◆ THE TASK
Return the lines where the word "figuring" occurs.

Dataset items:
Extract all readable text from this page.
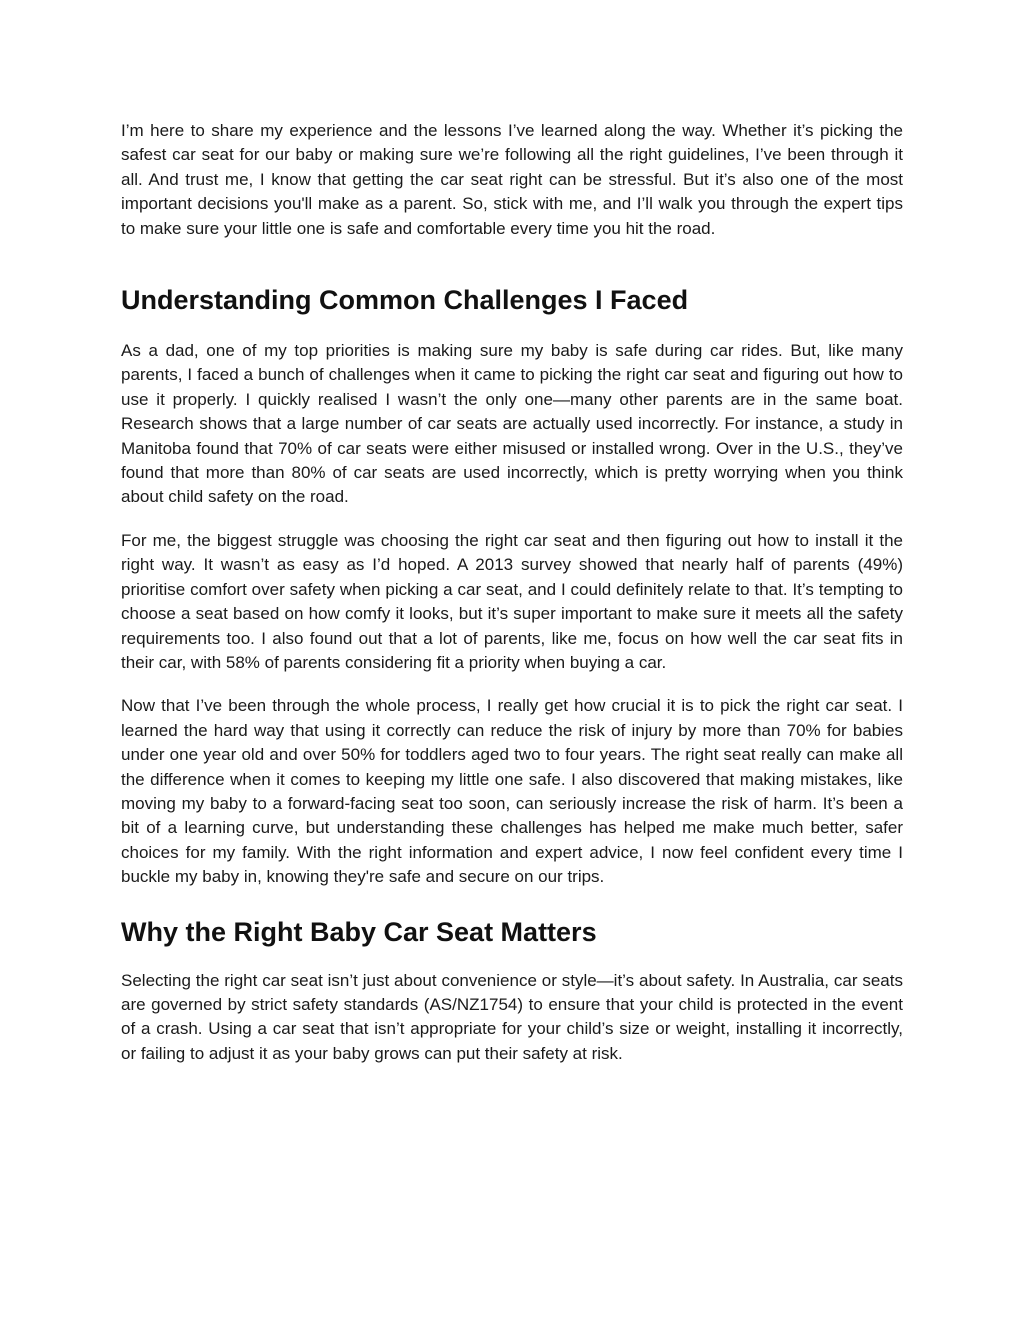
I’m here to share my experience and the lessons I’ve learned along the way. Whether it’s picking the safest car seat for our baby or making sure we’re following all the right guidelines, I’ve been through it all. And trust me, I know that getting the car seat right can be stressful. But it’s also one of the most important decisions you'll make as a parent. So, stick with me, and I’ll walk you through the expert tips to make sure your little one is safe and comfortable every time you hit the road.

Understanding Common Challenges I Faced

As a dad, one of my top priorities is making sure my baby is safe during car rides. But, like many parents, I faced a bunch of challenges when it came to picking the right car seat and figuring out how to use it properly. I quickly realised I wasn’t the only one—many other parents are in the same boat. Research shows that a large number of car seats are actually used incorrectly. For instance, a study in Manitoba found that 70% of car seats were either misused or installed wrong. Over in the U.S., they’ve found that more than 80% of car seats are used incorrectly, which is pretty worrying when you think about child safety on the road.

For me, the biggest struggle was choosing the right car seat and then figuring out how to install it the right way. It wasn’t as easy as I’d hoped. A 2013 survey showed that nearly half of parents (49%) prioritise comfort over safety when picking a car seat, and I could definitely relate to that. It’s tempting to choose a seat based on how comfy it looks, but it’s super important to make sure it meets all the safety requirements too. I also found out that a lot of parents, like me, focus on how well the car seat fits in their car, with 58% of parents considering fit a priority when buying a car.

Now that I’ve been through the whole process, I really get how crucial it is to pick the right car seat. I learned the hard way that using it correctly can reduce the risk of injury by more than 70% for babies under one year old and over 50% for toddlers aged two to four years. The right seat really can make all the difference when it comes to keeping my little one safe. I also discovered that making mistakes, like moving my baby to a forward-facing seat too soon, can seriously increase the risk of harm. It’s been a bit of a learning curve, but understanding these challenges has helped me make much better, safer choices for my family. With the right information and expert advice, I now feel confident every time I buckle my baby in, knowing they're safe and secure on our trips.

Why the Right Baby Car Seat Matters

Selecting the right car seat isn’t just about convenience or style—it’s about safety. In Australia, car seats are governed by strict safety standards (AS/NZ1754) to ensure that your child is protected in the event of a crash. Using a car seat that isn’t appropriate for your child’s size or weight, installing it incorrectly, or failing to adjust it as your baby grows can put their safety at risk.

◆ SOLVED PROBLEM
As a dad, one of my top priorities is making sure my baby is safe during car rides. But, like many parents, I faced a bunch of challenges when it came to picking the right car seat and figuring out how to use it properly. I quickly realised I wasn’t the only one—many other parents are in the same boat. Research shows that a large number of car seats are actually used incorrectly. For instance, a study in Manitoba found that 70% of car seats were either misused or installed wrong. Over in the U.S., they’ve found that more than 80% of car seats are used incorrectly, which is pretty worrying when you think about child safety on the road.
For me, the biggest struggle was choosing the right car seat and then figuring out how to install it the right way. It wasn’t as easy as I’d hoped. A 2013 survey showed that nearly half of parents (49%) prioritise comfort over safety when picking a car seat, and I could definitely relate to that. It’s tempting to choose a seat based on how comfy it looks, but it’s super important to make sure it meets all the safety requirements too. I also found out that a lot of parents, like me, focus on how well the car seat fits in their car, with 58% of parents considering fit a priority when buying a car.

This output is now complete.